Required work.
Wherever the word "grid" appears in a line, extract that line.

Records for the exercise.
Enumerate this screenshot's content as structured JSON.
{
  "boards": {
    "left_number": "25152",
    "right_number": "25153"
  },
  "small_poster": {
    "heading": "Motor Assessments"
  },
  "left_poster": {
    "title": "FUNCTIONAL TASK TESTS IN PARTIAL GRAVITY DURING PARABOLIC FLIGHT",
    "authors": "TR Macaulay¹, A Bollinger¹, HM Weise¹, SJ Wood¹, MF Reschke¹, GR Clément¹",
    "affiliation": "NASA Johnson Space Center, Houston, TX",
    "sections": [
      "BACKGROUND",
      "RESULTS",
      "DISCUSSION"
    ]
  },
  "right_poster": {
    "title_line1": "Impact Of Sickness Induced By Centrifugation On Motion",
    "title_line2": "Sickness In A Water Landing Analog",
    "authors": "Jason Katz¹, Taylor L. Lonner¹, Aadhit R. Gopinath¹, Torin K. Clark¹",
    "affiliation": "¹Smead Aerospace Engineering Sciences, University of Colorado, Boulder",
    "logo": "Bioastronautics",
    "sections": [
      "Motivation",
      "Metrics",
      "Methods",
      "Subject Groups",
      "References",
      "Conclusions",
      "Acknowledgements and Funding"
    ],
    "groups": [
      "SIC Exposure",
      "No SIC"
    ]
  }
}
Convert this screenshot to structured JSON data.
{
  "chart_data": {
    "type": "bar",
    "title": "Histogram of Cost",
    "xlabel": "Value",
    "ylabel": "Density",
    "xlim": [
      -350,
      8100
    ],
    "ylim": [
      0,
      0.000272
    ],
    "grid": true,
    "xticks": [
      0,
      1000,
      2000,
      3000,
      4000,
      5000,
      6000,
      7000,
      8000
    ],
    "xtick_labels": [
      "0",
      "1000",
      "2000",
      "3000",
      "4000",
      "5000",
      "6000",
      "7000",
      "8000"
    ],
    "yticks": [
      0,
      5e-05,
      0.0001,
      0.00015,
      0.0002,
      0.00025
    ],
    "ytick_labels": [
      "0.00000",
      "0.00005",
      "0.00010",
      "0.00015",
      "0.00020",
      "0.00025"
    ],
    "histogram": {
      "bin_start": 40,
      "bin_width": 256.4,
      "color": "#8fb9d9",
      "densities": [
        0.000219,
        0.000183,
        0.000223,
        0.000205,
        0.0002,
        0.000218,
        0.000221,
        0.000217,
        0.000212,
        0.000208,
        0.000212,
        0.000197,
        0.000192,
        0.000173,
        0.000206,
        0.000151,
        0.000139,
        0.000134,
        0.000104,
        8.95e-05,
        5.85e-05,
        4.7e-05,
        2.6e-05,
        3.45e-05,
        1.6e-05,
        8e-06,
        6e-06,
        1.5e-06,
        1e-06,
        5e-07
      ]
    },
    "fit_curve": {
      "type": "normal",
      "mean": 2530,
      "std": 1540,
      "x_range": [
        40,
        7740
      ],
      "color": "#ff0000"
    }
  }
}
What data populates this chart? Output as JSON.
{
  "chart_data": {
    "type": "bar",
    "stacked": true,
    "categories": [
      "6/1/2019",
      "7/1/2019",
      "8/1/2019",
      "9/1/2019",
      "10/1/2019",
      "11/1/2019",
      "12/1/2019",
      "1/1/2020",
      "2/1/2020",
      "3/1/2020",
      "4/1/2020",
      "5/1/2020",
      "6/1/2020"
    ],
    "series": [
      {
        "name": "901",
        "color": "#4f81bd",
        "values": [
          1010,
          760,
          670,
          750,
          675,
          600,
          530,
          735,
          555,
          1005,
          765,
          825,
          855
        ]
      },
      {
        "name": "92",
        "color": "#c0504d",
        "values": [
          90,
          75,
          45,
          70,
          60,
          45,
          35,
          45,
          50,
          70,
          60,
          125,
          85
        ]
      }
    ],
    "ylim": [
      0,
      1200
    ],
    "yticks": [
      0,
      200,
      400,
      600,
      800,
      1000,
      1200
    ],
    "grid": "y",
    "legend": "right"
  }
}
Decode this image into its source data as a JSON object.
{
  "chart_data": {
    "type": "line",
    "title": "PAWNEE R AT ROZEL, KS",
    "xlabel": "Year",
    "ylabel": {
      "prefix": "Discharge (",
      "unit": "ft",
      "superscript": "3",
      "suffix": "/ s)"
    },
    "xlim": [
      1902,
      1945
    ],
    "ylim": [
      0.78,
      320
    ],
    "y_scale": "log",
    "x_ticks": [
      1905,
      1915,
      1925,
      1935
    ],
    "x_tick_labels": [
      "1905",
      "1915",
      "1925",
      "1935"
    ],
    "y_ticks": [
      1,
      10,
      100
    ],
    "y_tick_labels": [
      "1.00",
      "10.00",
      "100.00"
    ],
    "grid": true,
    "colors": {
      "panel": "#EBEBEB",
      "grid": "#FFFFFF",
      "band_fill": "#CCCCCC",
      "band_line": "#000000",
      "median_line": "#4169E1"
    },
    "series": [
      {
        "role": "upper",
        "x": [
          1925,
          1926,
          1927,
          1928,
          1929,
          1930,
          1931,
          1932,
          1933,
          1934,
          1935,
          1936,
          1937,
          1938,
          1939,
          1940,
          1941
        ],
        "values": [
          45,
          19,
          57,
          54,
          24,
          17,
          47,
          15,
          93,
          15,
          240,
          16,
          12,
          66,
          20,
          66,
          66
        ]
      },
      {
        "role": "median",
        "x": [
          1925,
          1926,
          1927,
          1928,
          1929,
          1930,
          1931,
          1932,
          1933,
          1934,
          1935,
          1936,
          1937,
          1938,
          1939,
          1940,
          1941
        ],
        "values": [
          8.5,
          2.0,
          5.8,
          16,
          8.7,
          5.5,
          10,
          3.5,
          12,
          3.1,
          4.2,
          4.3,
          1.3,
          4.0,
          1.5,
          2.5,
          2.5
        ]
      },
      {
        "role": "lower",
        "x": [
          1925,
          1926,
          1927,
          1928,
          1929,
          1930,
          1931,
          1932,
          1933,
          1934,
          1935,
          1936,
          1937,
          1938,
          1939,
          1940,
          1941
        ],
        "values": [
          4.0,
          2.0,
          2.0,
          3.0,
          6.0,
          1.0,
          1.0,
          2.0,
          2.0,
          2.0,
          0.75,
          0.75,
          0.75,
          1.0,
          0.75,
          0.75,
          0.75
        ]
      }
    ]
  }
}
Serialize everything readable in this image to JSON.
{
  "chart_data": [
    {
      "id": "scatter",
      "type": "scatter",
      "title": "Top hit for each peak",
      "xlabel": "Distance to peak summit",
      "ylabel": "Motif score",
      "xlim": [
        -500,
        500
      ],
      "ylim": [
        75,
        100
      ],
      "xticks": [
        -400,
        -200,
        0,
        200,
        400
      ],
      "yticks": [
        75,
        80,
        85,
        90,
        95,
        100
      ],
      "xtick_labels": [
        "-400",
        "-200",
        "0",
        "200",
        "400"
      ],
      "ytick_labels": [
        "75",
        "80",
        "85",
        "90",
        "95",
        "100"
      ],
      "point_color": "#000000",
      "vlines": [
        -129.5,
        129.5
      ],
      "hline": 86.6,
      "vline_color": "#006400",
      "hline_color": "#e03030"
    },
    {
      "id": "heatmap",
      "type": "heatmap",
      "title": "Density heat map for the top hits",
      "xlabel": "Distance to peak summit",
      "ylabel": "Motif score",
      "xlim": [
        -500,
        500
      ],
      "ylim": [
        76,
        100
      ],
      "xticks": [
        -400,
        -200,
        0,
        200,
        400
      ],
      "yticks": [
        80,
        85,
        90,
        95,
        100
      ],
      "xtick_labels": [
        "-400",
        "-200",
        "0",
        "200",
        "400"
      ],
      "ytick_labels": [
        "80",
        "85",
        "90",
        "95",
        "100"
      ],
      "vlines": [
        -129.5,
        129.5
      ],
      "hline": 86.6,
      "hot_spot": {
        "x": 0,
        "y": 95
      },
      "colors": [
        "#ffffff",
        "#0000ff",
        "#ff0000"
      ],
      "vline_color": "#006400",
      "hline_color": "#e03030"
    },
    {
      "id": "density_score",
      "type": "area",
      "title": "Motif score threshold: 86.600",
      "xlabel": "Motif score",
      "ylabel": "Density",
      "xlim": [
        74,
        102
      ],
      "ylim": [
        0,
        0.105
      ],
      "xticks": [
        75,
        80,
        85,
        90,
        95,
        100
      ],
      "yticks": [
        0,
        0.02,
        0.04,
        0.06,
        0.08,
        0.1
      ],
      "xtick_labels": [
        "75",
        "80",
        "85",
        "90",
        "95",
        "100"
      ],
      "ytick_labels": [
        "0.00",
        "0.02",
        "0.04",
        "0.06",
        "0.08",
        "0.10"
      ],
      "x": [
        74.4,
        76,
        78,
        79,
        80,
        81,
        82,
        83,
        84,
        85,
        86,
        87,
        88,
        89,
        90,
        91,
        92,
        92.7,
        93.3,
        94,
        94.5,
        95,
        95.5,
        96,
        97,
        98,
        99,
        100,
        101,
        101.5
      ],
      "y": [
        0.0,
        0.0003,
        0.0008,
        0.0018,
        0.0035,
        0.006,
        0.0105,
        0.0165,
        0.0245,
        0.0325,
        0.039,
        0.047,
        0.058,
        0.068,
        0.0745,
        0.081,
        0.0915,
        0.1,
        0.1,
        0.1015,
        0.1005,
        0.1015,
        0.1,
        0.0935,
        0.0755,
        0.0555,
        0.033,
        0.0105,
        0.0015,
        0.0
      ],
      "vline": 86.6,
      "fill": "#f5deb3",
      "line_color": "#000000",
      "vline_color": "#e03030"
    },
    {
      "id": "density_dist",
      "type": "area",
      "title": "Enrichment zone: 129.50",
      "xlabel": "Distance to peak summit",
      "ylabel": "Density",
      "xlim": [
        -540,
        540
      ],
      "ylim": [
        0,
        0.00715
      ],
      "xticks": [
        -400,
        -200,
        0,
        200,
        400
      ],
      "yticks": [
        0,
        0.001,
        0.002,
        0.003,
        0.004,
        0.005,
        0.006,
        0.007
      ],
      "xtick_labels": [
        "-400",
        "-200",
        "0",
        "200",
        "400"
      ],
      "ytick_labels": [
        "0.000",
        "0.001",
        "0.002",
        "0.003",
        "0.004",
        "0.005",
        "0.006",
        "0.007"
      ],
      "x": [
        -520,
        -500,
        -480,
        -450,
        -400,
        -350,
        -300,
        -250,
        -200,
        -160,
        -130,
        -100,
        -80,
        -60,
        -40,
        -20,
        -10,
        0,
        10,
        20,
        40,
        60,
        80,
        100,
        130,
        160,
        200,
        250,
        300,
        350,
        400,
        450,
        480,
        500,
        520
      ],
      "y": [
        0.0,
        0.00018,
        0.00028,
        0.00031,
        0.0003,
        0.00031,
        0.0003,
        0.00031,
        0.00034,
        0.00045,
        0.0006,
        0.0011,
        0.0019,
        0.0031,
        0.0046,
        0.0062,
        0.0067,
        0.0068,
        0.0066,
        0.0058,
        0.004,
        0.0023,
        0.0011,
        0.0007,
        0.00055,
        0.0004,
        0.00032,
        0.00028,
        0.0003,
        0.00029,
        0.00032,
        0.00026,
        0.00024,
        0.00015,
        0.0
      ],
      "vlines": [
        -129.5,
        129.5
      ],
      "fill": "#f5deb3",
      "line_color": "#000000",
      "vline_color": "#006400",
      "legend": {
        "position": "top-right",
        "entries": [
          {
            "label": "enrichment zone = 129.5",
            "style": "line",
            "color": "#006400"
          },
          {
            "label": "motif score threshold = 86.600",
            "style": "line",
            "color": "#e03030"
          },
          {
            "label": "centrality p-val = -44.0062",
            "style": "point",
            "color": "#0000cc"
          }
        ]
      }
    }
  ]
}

Exercise result.
    "grid": true,
    "grid": "y",
    "grid": true,
      "grid": "#FFFFFF",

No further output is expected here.